• [Goals]:
A. Summarize the lucid dreaming competition thread in two sentences.
B. Write the next part of the lucid dreaming competition thread, picking up after the last post shown.

• [Source document]:
# Lucid Dreaming > DV Academy > Current Courses > General Lucid Dreaming >  >  Competition Sign Up Thread #13

## Scionox

And the new dreaming competition is coming~  :smiley: 
It will start after enough people sign up, once signed up make sure to check this thread daily for updates, i'll announce the date a few days before it goes live.  ::zzz:: 
Sign up and once the competition goes live be sure to update the score at least once a week, otherwise i will have to disqualify you.  :Thinking: 
Here's the link to the old competition too: http://www.dreamviews.com/general-lu...read-12-a.html , i am up for suggestions on what to add or change if anyone has nice ideas.  :Peek: 
If you are good at lucid dreaming, sign up for the Upper League, but otherwise sign up for the Lower League.
No lying, no flaming, and have nice lucid dreams!  ::D: 

** = Upper League

People who has signed up

covlad96
DragonMaster21
JoannaB
Mirui987
Nelzi
Nfri
noeul55
PennyRoyal
Skengman
Sydney
BrandonBoss*
Checker666*
Ctharlhie*
KingYoshi*
PostScript99*
she*
Shazam*
StaySharp*
TwilightShawn**

----------


## Sensei

Hi.  :smiley:  upper

----------


## JoannaB

Please count me in!

Edit: My seven year old wants to know whether he can participate too?

----------


## she

I'm in. Upper.

----------


## PostScript99

This competition seems to be plagued with bad luck for me, but I'll give it another shot. Upper.

• [Information supplied]:

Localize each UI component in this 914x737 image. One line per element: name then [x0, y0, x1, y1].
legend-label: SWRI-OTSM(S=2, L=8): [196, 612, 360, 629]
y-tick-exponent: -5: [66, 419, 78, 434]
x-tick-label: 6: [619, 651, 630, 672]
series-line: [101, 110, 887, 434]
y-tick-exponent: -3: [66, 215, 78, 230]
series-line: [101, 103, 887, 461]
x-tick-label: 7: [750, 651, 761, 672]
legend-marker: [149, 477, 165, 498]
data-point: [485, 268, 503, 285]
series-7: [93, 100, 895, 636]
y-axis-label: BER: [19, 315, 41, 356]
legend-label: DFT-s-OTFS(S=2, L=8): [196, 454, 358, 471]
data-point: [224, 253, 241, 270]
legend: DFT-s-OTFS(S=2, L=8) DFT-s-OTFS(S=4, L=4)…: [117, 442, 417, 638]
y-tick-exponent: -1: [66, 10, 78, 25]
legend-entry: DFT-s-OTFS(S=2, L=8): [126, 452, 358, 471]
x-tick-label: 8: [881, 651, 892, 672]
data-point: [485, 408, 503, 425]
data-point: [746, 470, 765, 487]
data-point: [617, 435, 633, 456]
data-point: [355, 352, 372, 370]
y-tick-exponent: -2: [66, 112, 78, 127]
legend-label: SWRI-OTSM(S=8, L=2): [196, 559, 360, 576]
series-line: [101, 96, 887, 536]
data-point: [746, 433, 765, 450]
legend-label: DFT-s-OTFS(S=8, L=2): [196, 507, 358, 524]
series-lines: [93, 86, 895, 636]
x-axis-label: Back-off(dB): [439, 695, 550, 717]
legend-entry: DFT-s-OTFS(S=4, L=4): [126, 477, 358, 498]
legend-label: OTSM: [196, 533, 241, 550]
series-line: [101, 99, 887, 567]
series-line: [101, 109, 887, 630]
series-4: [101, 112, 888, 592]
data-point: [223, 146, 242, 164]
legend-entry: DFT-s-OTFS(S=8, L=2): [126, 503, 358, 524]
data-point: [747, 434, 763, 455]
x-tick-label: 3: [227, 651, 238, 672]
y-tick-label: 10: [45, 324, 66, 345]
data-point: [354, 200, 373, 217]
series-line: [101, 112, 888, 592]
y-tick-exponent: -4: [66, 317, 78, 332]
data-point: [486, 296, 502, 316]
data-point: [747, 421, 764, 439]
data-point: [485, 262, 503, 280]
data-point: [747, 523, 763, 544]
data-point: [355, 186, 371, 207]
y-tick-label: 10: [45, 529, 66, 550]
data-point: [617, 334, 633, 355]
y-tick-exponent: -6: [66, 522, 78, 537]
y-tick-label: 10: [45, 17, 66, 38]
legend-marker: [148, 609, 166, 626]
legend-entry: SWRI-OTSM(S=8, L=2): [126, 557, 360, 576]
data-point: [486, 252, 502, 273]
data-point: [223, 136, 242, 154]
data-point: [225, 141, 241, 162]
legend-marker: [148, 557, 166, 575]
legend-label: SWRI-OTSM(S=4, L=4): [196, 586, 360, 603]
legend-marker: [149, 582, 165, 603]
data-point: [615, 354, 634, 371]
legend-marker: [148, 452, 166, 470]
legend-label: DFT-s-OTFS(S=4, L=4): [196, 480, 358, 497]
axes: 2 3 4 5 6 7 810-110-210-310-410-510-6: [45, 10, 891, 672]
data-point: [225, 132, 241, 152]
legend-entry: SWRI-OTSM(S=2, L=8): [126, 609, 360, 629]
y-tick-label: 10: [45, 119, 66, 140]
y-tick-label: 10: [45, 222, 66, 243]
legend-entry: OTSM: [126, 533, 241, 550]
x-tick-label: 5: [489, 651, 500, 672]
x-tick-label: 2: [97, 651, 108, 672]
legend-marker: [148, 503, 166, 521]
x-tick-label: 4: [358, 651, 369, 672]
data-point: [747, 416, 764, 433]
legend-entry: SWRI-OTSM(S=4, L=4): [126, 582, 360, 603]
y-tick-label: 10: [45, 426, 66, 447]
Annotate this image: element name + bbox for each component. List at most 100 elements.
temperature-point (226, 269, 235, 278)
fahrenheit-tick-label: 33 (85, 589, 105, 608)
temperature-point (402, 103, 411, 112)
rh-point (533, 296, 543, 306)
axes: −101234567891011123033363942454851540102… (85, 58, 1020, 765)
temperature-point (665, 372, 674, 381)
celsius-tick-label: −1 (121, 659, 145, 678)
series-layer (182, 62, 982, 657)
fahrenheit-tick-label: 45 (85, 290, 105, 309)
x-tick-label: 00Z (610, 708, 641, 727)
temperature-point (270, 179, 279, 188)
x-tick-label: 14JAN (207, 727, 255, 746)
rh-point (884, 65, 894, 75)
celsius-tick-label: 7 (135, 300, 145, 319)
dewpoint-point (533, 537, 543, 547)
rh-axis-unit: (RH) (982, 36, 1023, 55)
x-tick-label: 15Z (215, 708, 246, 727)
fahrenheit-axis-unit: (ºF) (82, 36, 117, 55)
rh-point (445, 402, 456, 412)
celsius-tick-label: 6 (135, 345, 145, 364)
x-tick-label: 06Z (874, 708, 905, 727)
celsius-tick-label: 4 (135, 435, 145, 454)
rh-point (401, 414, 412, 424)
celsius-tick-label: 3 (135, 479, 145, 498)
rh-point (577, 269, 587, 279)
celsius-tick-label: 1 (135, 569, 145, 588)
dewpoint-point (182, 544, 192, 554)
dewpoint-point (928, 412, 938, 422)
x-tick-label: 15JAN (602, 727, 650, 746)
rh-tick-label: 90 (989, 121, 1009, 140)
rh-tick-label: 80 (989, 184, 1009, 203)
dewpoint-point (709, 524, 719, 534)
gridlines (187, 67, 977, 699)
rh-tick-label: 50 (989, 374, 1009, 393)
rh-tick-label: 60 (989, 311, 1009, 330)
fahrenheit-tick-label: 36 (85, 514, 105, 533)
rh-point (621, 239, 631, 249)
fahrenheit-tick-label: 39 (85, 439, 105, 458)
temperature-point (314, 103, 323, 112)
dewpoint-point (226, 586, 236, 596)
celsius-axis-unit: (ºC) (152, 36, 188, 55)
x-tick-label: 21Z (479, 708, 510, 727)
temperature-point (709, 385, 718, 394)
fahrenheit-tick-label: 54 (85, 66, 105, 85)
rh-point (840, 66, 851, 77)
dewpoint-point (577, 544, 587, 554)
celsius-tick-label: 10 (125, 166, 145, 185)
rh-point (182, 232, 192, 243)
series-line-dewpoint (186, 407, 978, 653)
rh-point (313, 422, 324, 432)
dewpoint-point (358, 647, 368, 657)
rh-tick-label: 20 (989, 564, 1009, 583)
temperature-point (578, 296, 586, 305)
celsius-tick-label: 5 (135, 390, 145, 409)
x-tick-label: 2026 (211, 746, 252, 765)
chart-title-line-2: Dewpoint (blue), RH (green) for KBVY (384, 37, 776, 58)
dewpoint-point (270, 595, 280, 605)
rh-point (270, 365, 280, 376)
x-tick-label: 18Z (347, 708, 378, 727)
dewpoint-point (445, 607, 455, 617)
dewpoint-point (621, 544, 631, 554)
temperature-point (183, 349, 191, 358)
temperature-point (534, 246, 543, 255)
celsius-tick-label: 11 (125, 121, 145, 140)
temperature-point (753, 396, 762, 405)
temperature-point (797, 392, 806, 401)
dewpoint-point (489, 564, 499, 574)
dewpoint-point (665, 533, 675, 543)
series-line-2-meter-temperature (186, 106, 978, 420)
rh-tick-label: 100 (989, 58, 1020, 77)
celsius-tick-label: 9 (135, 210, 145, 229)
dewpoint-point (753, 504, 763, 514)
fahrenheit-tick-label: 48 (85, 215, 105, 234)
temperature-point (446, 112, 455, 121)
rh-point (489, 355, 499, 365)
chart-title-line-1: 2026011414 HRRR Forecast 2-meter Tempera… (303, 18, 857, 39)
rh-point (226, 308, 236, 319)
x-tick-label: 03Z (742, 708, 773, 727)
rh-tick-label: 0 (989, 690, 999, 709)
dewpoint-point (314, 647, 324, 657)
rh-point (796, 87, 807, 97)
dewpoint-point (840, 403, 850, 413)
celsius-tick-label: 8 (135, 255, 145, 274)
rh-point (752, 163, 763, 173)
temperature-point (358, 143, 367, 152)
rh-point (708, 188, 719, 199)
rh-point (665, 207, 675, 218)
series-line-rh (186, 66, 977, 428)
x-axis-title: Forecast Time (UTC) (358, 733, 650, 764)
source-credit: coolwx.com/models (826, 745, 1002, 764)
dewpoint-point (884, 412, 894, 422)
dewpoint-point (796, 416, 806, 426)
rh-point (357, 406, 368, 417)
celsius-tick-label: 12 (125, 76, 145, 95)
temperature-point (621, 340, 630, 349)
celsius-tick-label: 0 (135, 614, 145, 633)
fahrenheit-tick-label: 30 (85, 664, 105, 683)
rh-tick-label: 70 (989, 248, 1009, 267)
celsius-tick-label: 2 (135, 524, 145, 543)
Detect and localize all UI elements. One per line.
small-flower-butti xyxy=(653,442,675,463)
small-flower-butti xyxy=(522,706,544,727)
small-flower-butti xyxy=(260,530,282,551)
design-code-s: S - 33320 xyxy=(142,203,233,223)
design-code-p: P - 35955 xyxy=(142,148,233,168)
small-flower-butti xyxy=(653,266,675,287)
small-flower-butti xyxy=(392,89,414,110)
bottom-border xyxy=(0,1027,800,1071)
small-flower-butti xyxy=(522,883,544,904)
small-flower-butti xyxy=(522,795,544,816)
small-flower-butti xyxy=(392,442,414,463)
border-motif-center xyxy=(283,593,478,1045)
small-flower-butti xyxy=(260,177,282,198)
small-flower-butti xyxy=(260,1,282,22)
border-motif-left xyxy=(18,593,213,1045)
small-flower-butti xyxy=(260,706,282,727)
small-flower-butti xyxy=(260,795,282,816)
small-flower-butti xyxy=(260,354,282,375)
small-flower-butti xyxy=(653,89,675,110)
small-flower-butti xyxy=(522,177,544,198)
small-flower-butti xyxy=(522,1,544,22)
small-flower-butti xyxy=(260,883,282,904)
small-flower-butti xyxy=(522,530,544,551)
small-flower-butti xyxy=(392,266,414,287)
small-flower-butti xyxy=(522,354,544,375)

• [Answers to the tasks]:
A. Scionox announces a new lucid dreaming competition that will start once enough people sign up, with Upper and Lower Leagues by skill and disqualification for anyone who fails to update their score at least weekly. Several members reply to join, with Sensei, she, and PostScript99 choosing the Upper League, and JoannaB also asks whether a seven-year-old child can participate.

B.
----------


## Scionox

@JoannaB

I don't think i can allow him to participate fully, sorry, there's the rule on the forums that doesn't allows anyone below 13. You are feel free to count the points he gets however, and post them as a part of your posts as separate count.  :smiley: 

@PostScript99

Think positive! You will have nice lucid dreams this time!  :wink2:

----------


## JoannaB

Ok, I think I will post his points then, and also hopefully get him to type up his dreams and I will post those in Dream Journal. Thanks.

----------


## KingYoshi

Count me in, upper please.

----------


## JoannaB

Ok, this is not a promising beginning: it took me this long to realize/remember what people meant by upper - I even went so far as to google meaning of "upper" to see if there was some urban dictionary or online slang meaning of the word. Oy. Me, lower of course.  :smiley:

----------


## GrannyPigms

Sign me up, bro.

Oh, and of course I'm a lower league.

----------


## Ctharlhie

I'd like to join also. I'll try my luck at the upper league again I think.  :smiley:

----------


## PennyRoyal

Count me in. Lower.

----------


## StaySharp

Count me in as well. As for upper or lower... I have no clue actually, somehow I feel like I'm in between but I tend to lower league again. Just put me where you see it fit.

----------


## Sensei

@ staysharp and checker
I see stay sharp as upper. After 60 LDs, you known how yo LD, and things you can do to increase chances, so I feel like you are upper material, just might not always perform like an upper.  :smiley:  keep the fight! Live lucid for 3 weeks! (One week prior until the LD starts) with your knowledge of LDing and exp, you should perform like a beast. This competition is in summer break, so everyone should be able to put everything into it without school getting in the way! (School is annoying and time consuming). This is just my opinion checker, your competition.

Also! Checker! I don't know if you are still taking new ideas to integrate into the competition, but I think it would be a good idea to have TOTM as part of it.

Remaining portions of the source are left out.